- **TASK REQUIREMENTS**: Answer with the number of lines in the listing below that contain the word "månad", and nothing else.

BEGIN DATASET

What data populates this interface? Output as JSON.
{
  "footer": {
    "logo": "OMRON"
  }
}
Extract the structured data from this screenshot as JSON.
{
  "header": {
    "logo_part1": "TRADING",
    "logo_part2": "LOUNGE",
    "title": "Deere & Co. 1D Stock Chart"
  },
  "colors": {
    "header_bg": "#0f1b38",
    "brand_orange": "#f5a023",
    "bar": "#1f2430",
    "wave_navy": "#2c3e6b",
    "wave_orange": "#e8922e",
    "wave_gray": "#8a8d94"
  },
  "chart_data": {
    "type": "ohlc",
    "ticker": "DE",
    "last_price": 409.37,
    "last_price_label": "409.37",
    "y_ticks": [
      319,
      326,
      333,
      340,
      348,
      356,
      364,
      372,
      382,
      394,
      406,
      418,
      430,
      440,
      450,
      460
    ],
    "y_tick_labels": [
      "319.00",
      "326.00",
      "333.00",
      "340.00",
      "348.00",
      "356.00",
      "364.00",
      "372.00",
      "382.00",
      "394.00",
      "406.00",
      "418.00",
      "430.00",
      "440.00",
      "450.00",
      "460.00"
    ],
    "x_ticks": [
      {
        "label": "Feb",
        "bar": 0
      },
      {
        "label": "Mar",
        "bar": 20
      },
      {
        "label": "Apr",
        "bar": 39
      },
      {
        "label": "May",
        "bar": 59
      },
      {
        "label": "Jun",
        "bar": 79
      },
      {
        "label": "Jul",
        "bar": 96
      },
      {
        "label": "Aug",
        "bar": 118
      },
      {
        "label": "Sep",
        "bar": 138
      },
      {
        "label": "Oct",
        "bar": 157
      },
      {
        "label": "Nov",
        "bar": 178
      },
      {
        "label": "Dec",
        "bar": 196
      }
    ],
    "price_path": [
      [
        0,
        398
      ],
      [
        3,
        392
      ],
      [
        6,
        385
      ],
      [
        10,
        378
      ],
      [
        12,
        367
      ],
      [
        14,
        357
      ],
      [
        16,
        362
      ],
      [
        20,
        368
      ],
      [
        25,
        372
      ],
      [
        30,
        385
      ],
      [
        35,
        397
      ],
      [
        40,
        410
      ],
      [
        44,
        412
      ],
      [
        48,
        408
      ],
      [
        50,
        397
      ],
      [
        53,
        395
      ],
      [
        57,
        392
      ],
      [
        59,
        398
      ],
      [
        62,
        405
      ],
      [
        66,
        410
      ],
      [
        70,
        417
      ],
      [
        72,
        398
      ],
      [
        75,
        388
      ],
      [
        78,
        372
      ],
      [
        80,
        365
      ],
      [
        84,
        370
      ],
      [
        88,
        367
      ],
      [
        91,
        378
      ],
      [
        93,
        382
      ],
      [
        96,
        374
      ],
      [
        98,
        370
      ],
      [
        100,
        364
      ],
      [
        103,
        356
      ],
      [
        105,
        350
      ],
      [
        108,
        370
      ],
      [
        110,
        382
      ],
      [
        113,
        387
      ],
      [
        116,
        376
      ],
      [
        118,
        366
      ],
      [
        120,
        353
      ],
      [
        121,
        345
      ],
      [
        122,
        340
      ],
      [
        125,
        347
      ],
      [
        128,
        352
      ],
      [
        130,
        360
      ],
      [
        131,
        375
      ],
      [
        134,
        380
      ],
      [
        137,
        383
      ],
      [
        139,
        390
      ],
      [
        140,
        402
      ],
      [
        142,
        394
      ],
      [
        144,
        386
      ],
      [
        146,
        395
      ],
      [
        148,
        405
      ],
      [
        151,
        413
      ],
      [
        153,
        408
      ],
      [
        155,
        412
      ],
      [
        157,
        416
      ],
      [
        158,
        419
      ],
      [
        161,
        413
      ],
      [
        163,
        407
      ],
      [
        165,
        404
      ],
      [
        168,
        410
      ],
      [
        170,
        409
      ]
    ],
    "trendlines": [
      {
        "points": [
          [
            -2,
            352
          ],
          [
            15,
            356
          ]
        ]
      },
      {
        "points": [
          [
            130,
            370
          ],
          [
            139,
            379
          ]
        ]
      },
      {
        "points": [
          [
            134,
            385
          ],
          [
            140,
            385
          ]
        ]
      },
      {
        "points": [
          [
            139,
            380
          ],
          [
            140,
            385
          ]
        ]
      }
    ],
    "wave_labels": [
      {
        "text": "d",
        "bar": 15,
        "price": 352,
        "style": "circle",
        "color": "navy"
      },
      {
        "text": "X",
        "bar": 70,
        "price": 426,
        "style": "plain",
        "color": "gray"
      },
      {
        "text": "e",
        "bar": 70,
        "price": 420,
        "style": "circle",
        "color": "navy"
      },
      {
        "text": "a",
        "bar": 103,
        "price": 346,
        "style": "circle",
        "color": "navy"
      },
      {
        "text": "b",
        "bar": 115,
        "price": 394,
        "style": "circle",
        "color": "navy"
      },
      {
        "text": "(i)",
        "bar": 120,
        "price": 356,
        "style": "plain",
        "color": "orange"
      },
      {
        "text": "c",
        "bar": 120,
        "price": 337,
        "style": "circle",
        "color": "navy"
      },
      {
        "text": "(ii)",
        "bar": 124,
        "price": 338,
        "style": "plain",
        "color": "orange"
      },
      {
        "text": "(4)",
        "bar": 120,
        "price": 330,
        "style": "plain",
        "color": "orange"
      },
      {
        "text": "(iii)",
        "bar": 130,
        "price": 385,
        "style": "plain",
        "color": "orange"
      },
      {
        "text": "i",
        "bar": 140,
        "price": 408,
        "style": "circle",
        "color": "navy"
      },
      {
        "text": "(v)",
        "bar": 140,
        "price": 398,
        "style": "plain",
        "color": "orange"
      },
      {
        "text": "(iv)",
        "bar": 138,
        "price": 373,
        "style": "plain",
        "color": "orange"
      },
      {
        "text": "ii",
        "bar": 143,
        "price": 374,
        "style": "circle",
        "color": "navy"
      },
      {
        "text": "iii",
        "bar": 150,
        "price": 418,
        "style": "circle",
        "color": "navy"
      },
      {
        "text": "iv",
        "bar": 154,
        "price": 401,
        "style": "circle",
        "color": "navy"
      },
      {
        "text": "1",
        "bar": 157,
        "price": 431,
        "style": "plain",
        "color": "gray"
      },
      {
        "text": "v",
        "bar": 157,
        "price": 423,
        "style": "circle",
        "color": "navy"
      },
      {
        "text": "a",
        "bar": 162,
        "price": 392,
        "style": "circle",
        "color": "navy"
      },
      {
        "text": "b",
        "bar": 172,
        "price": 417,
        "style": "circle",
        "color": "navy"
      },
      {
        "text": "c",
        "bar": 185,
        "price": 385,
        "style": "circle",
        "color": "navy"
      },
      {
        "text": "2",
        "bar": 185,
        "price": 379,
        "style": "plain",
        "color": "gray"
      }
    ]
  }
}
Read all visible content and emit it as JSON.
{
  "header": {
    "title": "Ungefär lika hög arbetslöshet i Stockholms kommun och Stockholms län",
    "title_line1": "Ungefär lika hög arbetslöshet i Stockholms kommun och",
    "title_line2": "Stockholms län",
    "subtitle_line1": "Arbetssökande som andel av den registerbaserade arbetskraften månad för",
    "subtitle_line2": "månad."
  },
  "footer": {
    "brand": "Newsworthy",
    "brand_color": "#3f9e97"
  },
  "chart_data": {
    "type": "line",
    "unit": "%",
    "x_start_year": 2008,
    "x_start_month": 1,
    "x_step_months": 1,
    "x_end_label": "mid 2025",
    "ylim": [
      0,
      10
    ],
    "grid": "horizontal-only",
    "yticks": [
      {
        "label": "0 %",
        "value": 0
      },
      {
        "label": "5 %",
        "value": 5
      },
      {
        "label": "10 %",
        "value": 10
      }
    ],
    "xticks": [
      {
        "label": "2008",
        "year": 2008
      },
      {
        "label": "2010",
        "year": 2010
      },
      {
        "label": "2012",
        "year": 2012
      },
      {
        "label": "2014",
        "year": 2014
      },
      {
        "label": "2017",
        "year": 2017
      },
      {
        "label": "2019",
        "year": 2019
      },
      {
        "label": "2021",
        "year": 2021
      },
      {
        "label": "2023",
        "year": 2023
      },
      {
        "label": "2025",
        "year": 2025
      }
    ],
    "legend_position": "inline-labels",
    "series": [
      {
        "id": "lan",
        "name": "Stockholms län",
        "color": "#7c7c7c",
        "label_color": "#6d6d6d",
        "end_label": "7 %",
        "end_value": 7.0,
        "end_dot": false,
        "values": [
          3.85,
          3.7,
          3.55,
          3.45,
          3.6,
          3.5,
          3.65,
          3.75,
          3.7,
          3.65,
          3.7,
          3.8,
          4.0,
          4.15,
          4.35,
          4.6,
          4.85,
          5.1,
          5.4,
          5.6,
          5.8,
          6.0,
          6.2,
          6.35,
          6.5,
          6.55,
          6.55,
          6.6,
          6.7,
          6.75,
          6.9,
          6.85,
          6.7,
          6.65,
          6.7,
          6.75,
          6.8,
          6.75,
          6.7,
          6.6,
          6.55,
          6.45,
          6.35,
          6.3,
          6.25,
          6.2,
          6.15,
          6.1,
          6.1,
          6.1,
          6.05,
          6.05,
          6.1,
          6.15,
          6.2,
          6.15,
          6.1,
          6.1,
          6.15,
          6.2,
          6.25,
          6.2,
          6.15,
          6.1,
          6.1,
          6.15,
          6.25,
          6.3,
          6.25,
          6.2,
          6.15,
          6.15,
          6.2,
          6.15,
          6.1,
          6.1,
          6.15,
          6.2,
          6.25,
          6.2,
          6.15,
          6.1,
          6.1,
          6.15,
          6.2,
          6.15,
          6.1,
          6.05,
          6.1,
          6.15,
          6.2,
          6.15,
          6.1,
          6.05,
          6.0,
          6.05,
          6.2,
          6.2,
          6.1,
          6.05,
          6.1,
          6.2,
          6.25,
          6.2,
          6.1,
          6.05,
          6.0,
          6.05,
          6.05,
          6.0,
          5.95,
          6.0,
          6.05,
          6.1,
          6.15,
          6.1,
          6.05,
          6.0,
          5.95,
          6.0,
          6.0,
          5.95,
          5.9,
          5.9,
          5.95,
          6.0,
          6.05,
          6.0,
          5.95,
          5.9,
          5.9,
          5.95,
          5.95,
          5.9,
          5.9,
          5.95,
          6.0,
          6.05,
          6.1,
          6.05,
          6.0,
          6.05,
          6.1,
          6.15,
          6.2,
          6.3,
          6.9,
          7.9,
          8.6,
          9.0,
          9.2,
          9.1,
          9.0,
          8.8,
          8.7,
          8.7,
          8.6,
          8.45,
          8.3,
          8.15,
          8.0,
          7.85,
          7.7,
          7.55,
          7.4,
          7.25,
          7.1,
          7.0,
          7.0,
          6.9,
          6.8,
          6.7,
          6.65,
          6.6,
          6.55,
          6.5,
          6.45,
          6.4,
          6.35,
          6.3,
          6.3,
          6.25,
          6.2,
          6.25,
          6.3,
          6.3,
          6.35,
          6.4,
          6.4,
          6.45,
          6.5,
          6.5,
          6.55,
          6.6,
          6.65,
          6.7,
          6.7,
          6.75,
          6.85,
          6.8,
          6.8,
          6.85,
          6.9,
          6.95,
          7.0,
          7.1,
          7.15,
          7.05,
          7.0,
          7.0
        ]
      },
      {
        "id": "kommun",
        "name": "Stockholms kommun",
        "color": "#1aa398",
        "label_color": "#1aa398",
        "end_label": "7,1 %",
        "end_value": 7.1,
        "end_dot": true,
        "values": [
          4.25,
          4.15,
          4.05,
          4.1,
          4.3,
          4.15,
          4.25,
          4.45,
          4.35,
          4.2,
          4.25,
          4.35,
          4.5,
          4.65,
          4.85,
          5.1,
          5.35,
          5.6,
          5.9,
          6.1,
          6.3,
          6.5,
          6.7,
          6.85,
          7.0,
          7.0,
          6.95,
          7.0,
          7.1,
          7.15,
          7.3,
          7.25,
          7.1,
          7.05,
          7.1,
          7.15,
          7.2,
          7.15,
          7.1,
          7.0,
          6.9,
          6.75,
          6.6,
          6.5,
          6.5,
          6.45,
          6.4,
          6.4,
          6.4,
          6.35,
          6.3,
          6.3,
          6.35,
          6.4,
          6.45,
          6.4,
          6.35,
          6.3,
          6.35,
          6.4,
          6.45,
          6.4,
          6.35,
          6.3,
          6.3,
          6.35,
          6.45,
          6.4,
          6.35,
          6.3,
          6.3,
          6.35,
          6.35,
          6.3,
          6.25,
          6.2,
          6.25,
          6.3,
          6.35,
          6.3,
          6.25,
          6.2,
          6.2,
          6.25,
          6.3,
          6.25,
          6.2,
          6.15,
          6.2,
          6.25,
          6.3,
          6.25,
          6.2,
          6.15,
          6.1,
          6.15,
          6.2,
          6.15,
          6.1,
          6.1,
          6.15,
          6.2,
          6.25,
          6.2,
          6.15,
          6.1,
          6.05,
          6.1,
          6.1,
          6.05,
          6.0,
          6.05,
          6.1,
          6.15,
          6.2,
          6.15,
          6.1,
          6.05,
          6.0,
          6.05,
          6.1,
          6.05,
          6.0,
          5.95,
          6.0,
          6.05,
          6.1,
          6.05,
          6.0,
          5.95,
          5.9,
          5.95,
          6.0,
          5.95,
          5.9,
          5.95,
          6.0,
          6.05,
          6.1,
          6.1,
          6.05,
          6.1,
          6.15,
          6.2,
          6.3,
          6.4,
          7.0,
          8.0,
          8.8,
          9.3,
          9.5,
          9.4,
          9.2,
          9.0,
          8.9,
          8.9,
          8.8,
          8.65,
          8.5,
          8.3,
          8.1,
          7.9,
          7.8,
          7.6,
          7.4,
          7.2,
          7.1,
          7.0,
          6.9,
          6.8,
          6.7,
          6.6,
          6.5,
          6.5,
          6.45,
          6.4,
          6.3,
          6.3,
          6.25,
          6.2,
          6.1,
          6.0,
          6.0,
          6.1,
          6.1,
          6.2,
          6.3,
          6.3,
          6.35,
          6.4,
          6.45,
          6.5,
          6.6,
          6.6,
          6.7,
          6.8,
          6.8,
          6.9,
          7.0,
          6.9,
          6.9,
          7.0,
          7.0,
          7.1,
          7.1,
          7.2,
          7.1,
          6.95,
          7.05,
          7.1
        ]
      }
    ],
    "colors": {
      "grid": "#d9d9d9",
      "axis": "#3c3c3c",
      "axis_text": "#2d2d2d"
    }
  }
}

END DATASET

- **ANSWER TO THIS PROBLEM**: 2